[Stored data entries]

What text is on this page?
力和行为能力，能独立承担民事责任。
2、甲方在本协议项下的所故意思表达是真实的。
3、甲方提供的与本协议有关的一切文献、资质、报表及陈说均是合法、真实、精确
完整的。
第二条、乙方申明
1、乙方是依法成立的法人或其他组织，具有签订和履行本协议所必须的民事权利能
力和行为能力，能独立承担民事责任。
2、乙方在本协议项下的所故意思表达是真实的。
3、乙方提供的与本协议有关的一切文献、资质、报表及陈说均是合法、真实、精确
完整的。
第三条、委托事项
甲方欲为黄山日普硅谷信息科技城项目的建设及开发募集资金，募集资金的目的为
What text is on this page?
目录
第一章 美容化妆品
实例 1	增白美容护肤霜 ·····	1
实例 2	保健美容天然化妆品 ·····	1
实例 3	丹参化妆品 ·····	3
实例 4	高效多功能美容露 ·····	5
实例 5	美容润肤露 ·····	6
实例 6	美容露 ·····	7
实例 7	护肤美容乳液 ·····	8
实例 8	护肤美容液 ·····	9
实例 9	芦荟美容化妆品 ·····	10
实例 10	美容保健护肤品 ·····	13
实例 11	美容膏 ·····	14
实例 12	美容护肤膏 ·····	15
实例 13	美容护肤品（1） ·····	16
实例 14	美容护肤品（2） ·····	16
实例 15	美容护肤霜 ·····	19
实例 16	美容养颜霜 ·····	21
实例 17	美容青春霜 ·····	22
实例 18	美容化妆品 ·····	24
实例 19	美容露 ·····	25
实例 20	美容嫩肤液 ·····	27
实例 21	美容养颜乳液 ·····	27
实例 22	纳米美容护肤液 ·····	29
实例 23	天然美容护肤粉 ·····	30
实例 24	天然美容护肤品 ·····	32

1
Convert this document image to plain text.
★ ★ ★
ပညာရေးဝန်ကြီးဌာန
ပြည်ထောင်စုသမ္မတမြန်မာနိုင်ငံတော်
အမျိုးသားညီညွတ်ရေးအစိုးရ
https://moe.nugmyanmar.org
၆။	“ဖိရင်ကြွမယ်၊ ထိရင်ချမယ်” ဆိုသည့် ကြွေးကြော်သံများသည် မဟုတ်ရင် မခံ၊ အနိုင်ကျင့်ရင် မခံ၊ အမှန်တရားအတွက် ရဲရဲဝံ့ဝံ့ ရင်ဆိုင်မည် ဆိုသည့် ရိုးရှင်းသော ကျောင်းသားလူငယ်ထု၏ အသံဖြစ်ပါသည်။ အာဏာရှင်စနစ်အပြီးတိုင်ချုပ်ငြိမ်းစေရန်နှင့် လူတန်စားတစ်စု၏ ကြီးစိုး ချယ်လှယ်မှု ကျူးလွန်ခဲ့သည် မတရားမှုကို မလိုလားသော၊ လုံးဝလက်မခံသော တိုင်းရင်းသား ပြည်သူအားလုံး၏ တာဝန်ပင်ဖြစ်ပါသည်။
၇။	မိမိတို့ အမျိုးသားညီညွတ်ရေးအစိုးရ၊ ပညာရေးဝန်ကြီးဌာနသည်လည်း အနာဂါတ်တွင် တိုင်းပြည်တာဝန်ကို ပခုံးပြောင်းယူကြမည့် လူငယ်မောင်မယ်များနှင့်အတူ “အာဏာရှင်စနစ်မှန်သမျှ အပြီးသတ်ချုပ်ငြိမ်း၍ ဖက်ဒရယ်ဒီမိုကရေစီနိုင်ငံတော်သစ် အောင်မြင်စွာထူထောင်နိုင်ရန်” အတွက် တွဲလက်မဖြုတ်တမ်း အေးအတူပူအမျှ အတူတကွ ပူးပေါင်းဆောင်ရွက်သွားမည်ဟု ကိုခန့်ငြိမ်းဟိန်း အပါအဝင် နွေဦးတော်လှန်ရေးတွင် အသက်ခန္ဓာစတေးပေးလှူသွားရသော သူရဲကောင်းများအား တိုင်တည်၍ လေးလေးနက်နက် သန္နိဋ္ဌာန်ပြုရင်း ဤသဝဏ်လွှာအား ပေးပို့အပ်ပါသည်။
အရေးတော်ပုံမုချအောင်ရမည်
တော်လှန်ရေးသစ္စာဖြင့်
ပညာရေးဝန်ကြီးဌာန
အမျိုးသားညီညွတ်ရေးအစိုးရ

■ WORK INSTRUCTIONS:
Print out every record again, exactly and in full.

■ FINISHED EXERCISE:
What text is on this page?
力和行为能力，能独立承担民事责任。
2、甲方在本协议项下的所故意思表达是真实的。
3、甲方提供的与本协议有关的一切文献、资质、报表及陈说均是合法、真实、精确
完整的。
第二条、乙方申明
1、乙方是依法成立的法人或其他组织，具有签订和履行本协议所必须的民事权利能
力和行为能力，能独立承担民事责任。
2、乙方在本协议项下的所故意思表达是真实的。
3、乙方提供的与本协议有关的一切文献、资质、报表及陈说均是合法、真实、精确
完整的。
第三条、委托事项
甲方欲为黄山日普硅谷信息科技城项目的建设及开发募集资金，募集资金的目的为
What text is on this page?
目录
第一章 美容化妆品
实例 1	增白美容护肤霜 ·····	1
实例 2	保健美容天然化妆品 ·····	1
实例 3	丹参化妆品 ·····	3
实例 4	高效多功能美容露 ·····	5
实例 5	美容润肤露 ·····	6
实例 6	美容露 ·····	7
实例 7	护肤美容乳液 ·····	8
实例 8	护肤美容液 ·····	9
实例 9	芦荟美容化妆品 ·····	10
实例 10	美容保健护肤品 ·····	13
实例 11	美容膏 ·····	14
实例 12	美容护肤膏 ·····	15
实例 13	美容护肤品（1） ·····	16
实例 14	美容护肤品（2） ·····	16
实例 15	美容护肤霜 ·····	19
实例 16	美容养颜霜 ·····	21
实例 17	美容青春霜 ·····	22
实例 18	美容化妆品 ·····	24
实例 19	美容露 ·····	25
实例 20	美容嫩肤液 ·····	27
实例 21	美容养颜乳液 ·····	27
实例 22	纳米美容护肤液 ·····	29
实例 23	天然美容护肤粉 ·····	30
实例 24	天然美容护肤品 ·····	32

1
Convert this document image to plain text.
★ ★ ★
ပညာရေးဝန်ကြီးဌာန
ပြည်ထောင်စုသမ္မတမြန်မာနိုင်ငံတော်
အမျိုးသားညီညွတ်ရေးအစိုးရ
https://moe.nugmyanmar.org
၆။	“ဖိရင်ကြွမယ်၊ ထိရင်ချမယ်” ဆိုသည့် ကြွေးကြော်သံများသည် မဟုတ်ရင် မခံ၊ အနိုင်ကျင့်ရင် မခံ၊ အမှန်တရားအတွက် ရဲရဲဝံ့ဝံ့ ရင်ဆိုင်မည် ဆိုသည့် ရိုးရှင်းသော ကျောင်းသားလူငယ်ထု၏ အသံဖြစ်ပါသည်။ အာဏာရှင်စနစ်အပြီးတိုင်ချုပ်ငြိမ်းစေရန်နှင့် လူတန်စားတစ်စု၏ ကြီးစိုး ချယ်လှယ်မှု ကျူးလွန်ခဲ့သည် မတရားမှုကို မလိုလားသော၊ လုံးဝလက်မခံသော တိုင်းရင်းသား ပြည်သူအားလုံး၏ တာဝန်ပင်ဖြစ်ပါသည်။
၇။	မိမိတို့ အမျိုးသားညီညွတ်ရေးအစိုးရ၊ ပညာရေးဝန်ကြီးဌာနသည်လည်း အနာဂါတ်တွင် တိုင်းပြည်တာဝန်ကို ပခုံးပြောင်းယူကြမည့် လူငယ်မောင်မယ်များနှင့်အတူ “အာဏာရှင်စနစ်မှန်သမျှ အပြီးသတ်ချုပ်ငြိမ်း၍ ဖက်ဒရယ်ဒီမိုကရေစီနိုင်ငံတော်သစ် အောင်မြင်စွာထူထောင်နိုင်ရန်” အတွက် တွဲလက်မဖြုတ်တမ်း အေးအတူပူအမျှ အတူတကွ ပူးပေါင်းဆောင်ရွက်သွားမည်ဟု ကိုခန့်ငြိမ်းဟိန်း အပါအဝင် နွေဦးတော်လှန်ရေးတွင် အသက်ခန္ဓာစတေးပေးလှူသွားရသော သူရဲကောင်းများအား တိုင်တည်၍ လေးလေးနက်နက် သန္နိဋ္ဌာန်ပြုရင်း ဤသဝဏ်လွှာအား ပေးပို့အပ်ပါသည်။
အရေးတော်ပုံမုချအောင်ရမည်
တော်လှန်ရေးသစ္စာဖြင့်
ပညာရေးဝန်ကြီးဌာန
အမျိုးသားညီညွတ်ရေးအစိုးရ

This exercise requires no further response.